- [Given entries]
------------------------

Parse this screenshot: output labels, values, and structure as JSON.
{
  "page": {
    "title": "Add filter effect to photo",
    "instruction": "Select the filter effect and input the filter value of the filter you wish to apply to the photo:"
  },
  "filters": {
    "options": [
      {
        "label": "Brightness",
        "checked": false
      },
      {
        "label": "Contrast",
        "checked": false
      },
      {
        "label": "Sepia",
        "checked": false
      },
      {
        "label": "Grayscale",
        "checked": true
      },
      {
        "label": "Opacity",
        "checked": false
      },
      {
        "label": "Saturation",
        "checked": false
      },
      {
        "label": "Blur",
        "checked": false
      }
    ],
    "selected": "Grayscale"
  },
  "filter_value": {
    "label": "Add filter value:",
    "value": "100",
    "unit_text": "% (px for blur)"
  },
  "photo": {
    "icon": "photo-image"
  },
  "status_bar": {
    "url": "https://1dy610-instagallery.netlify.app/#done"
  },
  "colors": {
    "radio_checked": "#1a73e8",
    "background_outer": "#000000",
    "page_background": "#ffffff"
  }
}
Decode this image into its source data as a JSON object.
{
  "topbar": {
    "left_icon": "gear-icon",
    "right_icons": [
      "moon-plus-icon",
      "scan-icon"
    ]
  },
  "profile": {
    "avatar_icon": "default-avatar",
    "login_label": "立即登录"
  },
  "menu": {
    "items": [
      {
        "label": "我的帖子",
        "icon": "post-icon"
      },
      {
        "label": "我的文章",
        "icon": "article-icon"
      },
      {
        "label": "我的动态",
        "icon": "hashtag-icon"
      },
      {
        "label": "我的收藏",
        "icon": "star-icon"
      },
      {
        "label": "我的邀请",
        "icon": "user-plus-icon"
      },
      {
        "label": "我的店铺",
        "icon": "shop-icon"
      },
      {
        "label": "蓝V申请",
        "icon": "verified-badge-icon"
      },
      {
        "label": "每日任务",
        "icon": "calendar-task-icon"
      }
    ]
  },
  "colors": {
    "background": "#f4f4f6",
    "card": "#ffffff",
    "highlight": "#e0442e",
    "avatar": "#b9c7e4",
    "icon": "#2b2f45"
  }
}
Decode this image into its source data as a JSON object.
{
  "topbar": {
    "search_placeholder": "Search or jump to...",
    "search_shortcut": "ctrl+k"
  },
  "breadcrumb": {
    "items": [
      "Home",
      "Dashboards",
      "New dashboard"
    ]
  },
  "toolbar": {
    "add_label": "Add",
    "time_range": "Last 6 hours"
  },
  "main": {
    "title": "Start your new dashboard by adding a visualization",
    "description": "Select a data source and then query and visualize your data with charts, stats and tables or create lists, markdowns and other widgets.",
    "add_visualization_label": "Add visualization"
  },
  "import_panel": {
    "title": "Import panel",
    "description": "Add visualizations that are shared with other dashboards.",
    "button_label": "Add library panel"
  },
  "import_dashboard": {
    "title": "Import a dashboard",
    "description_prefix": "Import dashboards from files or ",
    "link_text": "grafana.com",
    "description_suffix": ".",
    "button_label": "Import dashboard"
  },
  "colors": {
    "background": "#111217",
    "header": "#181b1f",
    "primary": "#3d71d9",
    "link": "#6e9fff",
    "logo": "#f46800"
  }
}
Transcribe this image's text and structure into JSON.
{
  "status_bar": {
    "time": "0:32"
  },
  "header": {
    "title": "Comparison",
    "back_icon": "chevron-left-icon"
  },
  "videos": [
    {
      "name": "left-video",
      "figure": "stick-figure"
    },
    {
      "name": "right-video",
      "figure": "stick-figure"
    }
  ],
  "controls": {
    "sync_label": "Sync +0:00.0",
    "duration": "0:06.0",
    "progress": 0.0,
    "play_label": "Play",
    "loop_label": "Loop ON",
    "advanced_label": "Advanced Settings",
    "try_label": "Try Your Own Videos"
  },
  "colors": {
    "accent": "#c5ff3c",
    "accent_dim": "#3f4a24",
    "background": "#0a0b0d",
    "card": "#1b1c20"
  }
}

------------------------

- [Given instruction] Copy whichever lines in the listing above contain the word "photo".

- [Correct answer]
    "title": "Add filter effect to photo",
    "instruction": "Select the filter effect and input the filter value of the filter you wish to apply to the photo:"
  "photo": {
    "icon": "photo-image"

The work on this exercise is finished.